**Given data:**

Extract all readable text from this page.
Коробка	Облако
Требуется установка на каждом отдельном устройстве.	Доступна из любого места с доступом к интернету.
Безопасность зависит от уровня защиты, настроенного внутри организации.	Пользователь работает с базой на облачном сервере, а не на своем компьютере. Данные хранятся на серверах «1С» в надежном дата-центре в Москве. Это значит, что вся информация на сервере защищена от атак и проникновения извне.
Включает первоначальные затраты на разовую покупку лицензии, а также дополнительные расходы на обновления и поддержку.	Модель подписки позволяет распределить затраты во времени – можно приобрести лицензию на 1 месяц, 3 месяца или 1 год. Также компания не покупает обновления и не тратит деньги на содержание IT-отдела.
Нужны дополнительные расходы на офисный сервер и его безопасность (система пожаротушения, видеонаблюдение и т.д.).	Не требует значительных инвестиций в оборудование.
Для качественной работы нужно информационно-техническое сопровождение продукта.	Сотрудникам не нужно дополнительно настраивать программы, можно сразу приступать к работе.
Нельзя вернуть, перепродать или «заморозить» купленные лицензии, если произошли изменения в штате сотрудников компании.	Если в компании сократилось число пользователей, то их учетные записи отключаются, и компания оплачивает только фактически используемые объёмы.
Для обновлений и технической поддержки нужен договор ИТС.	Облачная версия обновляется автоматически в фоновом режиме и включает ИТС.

**Your objective:**
Output the full listing without altering anything.

**Result:**
Extract all readable text from this page.
Коробка	Облако
Требуется установка на каждом отдельном устройстве.	Доступна из любого места с доступом к интернету.
Безопасность зависит от уровня защиты, настроенного внутри организации.	Пользователь работает с базой на облачном сервере, а не на своем компьютере. Данные хранятся на серверах «1С» в надежном дата-центре в Москве. Это значит, что вся информация на сервере защищена от атак и проникновения извне.
Включает первоначальные затраты на разовую покупку лицензии, а также дополнительные расходы на обновления и поддержку.	Модель подписки позволяет распределить затраты во времени – можно приобрести лицензию на 1 месяц, 3 месяца или 1 год. Также компания не покупает обновления и не тратит деньги на содержание IT-отдела.
Нужны дополнительные расходы на офисный сервер и его безопасность (система пожаротушения, видеонаблюдение и т.д.).	Не требует значительных инвестиций в оборудование.
Для качественной работы нужно информационно-техническое сопровождение продукта.	Сотрудникам не нужно дополнительно настраивать программы, можно сразу приступать к работе.
Нельзя вернуть, перепродать или «заморозить» купленные лицензии, если произошли изменения в штате сотрудников компании.	Если в компании сократилось число пользователей, то их учетные записи отключаются, и компания оплачивает только фактически используемые объёмы.
Для обновлений и технической поддержки нужен договор ИТС.	Облачная версия обновляется автоматически в фоновом режиме и включает ИТС.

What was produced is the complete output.